### EXERCISE TASK
Wherever the word "green" appears in the entries, copy the whole line.

---------- PROVIDED DATA ----------

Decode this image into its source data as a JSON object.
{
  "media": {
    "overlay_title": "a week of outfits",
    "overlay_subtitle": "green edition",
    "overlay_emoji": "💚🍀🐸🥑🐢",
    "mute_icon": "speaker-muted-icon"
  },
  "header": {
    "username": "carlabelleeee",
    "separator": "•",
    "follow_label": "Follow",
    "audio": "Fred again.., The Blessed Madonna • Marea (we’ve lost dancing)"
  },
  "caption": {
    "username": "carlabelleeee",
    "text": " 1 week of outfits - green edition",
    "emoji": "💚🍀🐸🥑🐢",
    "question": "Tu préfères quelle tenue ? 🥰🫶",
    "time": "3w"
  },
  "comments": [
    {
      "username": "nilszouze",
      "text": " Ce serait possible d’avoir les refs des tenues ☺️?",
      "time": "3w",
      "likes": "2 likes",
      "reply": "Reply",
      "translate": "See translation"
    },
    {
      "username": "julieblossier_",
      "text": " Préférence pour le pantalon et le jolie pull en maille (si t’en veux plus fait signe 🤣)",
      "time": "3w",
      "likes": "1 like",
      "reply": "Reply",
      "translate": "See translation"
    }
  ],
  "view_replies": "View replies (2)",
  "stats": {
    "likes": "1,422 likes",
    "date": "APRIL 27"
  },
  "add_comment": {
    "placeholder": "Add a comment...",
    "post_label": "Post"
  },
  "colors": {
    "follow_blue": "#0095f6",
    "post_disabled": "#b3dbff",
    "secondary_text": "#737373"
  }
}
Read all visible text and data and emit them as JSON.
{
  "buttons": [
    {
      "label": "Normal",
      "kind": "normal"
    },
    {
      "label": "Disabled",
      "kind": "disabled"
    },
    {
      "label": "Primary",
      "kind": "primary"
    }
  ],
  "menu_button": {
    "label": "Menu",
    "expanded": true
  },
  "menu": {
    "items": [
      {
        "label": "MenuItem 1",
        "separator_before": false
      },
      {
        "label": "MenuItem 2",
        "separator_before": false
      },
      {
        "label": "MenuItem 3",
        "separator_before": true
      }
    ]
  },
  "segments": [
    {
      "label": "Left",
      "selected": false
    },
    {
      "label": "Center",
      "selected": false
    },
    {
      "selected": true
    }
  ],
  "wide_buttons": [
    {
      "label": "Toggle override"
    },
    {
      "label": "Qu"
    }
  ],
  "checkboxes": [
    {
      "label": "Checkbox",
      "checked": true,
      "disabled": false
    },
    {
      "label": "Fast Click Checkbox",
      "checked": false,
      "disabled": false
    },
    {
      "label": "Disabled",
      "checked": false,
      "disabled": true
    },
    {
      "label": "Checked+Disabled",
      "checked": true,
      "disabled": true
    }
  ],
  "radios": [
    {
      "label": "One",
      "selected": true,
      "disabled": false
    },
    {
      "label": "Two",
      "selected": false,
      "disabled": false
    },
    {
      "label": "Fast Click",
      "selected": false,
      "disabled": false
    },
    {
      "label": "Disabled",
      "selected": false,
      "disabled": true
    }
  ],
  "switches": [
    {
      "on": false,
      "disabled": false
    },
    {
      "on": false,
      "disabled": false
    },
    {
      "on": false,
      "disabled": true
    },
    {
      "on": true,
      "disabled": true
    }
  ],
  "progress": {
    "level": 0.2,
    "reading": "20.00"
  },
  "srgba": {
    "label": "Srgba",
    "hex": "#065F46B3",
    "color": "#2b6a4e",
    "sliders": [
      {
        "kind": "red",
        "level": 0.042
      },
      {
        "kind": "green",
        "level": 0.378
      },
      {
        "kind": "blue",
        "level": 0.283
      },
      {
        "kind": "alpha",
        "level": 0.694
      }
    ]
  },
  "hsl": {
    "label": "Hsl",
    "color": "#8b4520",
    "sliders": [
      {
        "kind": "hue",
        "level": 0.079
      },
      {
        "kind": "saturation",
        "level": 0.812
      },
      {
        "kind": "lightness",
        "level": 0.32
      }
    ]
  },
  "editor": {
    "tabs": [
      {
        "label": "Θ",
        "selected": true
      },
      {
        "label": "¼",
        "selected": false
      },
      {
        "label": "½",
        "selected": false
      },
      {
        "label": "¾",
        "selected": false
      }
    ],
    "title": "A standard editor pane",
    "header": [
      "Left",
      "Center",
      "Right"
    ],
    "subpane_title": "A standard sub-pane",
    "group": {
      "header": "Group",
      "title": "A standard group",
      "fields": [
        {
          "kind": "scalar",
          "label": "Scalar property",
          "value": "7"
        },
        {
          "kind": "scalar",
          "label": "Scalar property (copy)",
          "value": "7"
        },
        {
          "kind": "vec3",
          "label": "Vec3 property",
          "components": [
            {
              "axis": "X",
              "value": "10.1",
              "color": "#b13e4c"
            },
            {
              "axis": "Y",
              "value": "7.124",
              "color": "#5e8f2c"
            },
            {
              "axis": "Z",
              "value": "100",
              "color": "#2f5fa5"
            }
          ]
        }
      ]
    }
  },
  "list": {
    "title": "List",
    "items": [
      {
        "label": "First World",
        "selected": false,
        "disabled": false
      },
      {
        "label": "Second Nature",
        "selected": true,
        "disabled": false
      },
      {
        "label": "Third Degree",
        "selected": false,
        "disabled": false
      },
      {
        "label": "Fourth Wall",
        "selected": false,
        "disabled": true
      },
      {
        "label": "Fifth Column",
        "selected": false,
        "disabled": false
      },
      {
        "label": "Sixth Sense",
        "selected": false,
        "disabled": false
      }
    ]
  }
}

----------

### PROBLEM SOLUTION
    "overlay_subtitle": "green edition",
    "text": " 1 week of outfits - green edition",
        "kind": "green",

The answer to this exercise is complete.